(Data records)
--- Begin ---

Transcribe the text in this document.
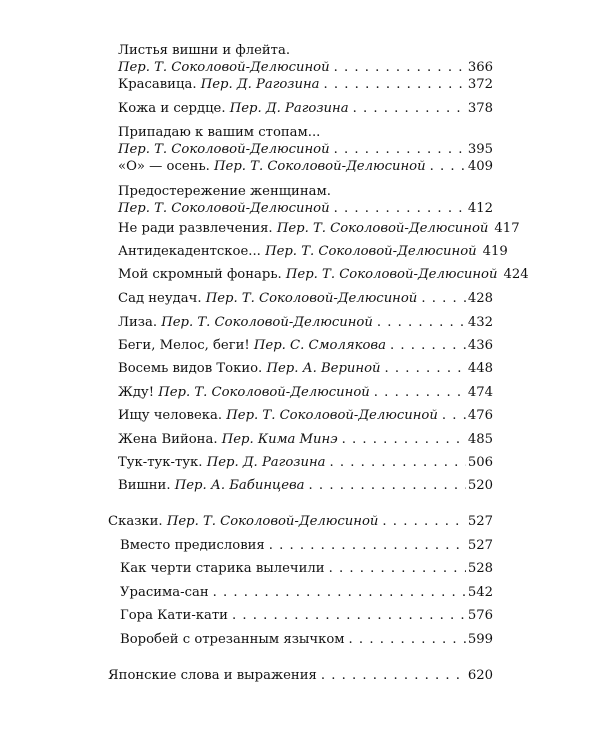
Листья вишни и флейта.
Пер. Т. Соколовой-Делюсиной . . .	366
Красавица. Пер. Д. Рагозина . . .	372
Кожа и сердце. Пер. Д. Рагозина . . .	378
Припадаю к вашим стопам...
Пер. Т. Соколовой-Делюсиной . . .	395
«О» — осень. Пер. Т. Соколовой-Делюсиной . . .	409
Предостережение женщинам.
Пер. Т. Соколовой-Делюсиной . . .	412
Не ради развлечения. Пер. Т. Соколовой-Делюсиной 417
Антидекадентское... Пер. Т. Соколовой-Делюсиной 419
Мой скромный фонарь. Пер. Т. Соколовой-Делюсиной 424
Сад неудач. Пер. Т. Соколовой-Делюсиной . . .	428
Лиза. Пер. Т. Соколовой-Делюсиной . . .	432
Беги, Мелос, беги! Пер. С. Смолякова . . .	436
Восемь видов Токио. Пер. А. Вериной . . .	448
Жду! Пер. Т. Соколовой-Делюсиной . . .	474
Ищу человека. Пер. Т. Соколовой-Делюсиной . . . 476
Жена Вийона. Пер. Кима Минэ . . .	485
Тук-тук-тук. Пер. Д. Рагозина . . .	506
Вишни. Пер. А. Бабинцева . . .	520
Сказки. Пер. Т. Соколовой-Делюсиной . . .	527
Вместо предисловия . . .	527
Как черти старика вылечили . . .	528
Урасима-сан . . .	542
Гора Кати-кати . . .	576
Воробей с отрезанным язычком . . .	599
Японские слова и выражения . . .	620
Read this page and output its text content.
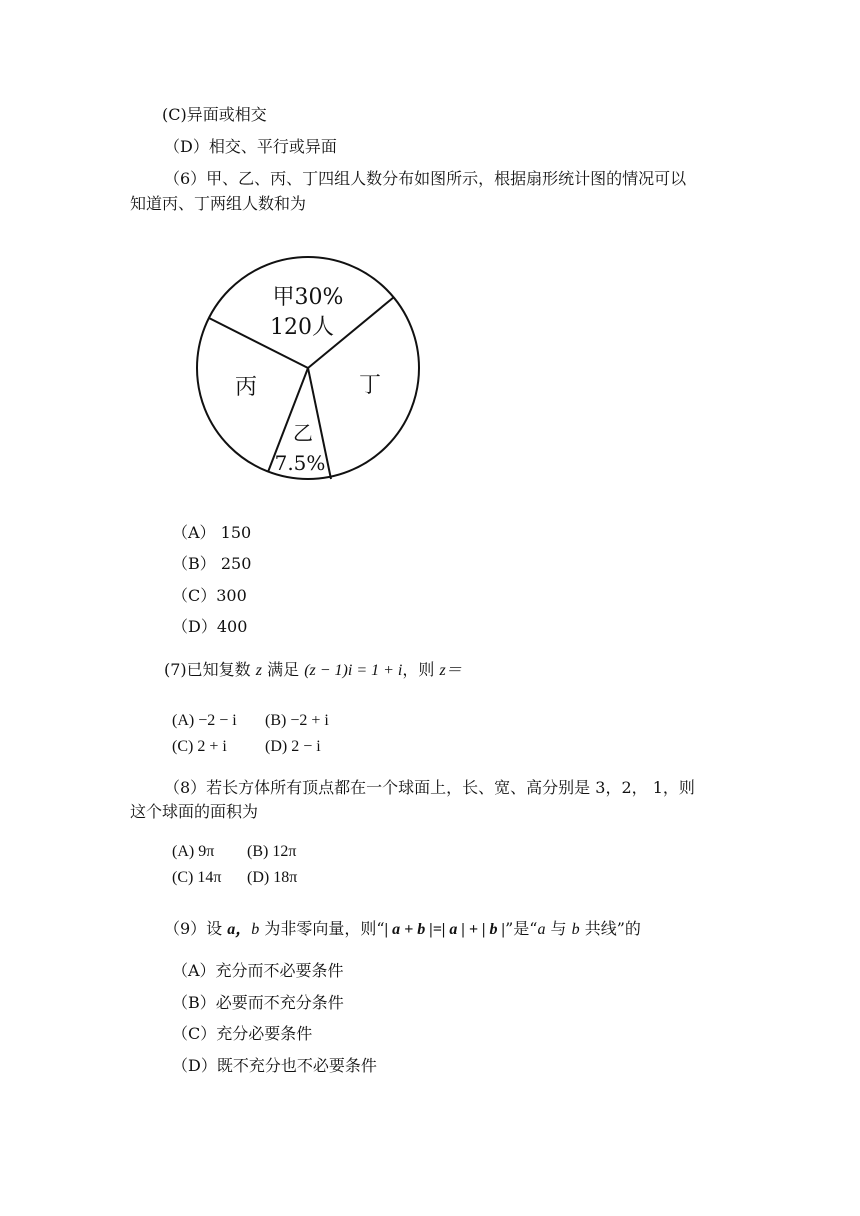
(C)异面或相交
（D）相交、平行或异面
（6）甲、乙、丙、丁四组人数分布如图所示，根据扇形统计图的情况可以
知道丙、丁两组人数和为
甲30%
120人
丁
乙
7.5%
丙
（A） 150
（B） 250
（C）300
（D）400
(7)已知复数 z 满足 (z − 1)i = 1 + i，则 z＝
(A) −2 − i (B) −2 + i
(C) 2 + i (D) 2 − i
（8）若长方体所有顶点都在一个球面上，长、宽、高分别是 3，2， 1，则
这个球面的面积为
(A) 9π (B) 12π
(C) 14π (D) 18π
（9）设 a，b 为非零向量，则“| a + b |=| a | + | b |”是“a 与 b 共线”的
（A）充分而不必要条件
（B）必要而不充分条件
（C）充分必要条件
（D）既不充分也不必要条件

--- End ---

▶ WHAT TO DO: Only lines with "text" are wanted here; list each of them.

▶ COMPLETED TASK:
Transcribe the text in this document.
Read this page and output its text content.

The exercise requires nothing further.